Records
## start

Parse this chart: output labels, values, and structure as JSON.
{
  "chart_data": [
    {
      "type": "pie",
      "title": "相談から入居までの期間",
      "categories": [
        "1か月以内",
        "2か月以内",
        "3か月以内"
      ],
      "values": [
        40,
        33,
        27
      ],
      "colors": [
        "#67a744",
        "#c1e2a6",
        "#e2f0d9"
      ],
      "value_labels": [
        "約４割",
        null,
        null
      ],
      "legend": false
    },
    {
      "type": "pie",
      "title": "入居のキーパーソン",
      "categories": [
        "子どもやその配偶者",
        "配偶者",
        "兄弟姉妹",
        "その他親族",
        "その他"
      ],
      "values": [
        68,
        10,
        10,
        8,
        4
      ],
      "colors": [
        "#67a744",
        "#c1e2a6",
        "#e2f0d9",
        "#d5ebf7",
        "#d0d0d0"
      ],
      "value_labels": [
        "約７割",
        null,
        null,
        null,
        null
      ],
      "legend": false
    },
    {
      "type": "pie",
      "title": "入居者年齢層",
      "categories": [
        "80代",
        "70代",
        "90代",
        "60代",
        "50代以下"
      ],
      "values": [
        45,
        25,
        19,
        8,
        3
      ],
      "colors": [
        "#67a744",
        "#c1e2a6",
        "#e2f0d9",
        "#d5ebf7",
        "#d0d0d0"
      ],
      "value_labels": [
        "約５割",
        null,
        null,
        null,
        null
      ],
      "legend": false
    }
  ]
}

## end

* Aim of the task *
Reproduce each record exactly, leaving nothing out.

* Solution for this task *
Parse this chart: output labels, values, and structure as JSON.
{
  "chart_data": [
    {
      "type": "pie",
      "title": "相談から入居までの期間",
      "categories": [
        "1か月以内",
        "2か月以内",
        "3か月以内"
      ],
      "values": [
        40,
        33,
        27
      ],
      "colors": [
        "#67a744",
        "#c1e2a6",
        "#e2f0d9"
      ],
      "value_labels": [
        "約４割",
        null,
        null
      ],
      "legend": false
    },
    {
      "type": "pie",
      "title": "入居のキーパーソン",
      "categories": [
        "子どもやその配偶者",
        "配偶者",
        "兄弟姉妹",
        "その他親族",
        "その他"
      ],
      "values": [
        68,
        10,
        10,
        8,
        4
      ],
      "colors": [
        "#67a744",
        "#c1e2a6",
        "#e2f0d9",
        "#d5ebf7",
        "#d0d0d0"
      ],
      "value_labels": [
        "約７割",
        null,
        null,
        null,
        null
      ],
      "legend": false
    },
    {
      "type": "pie",
      "title": "入居者年齢層",
      "categories": [
        "80代",
        "70代",
        "90代",
        "60代",
        "50代以下"
      ],
      "values": [
        45,
        25,
        19,
        8,
        3
      ],
      "colors": [
        "#67a744",
        "#c1e2a6",
        "#e2f0d9",
        "#d5ebf7",
        "#d0d0d0"
      ],
      "value_labels": [
        "約５割",
        null,
        null,
        null,
        null
      ],
      "legend": false
    }
  ]
}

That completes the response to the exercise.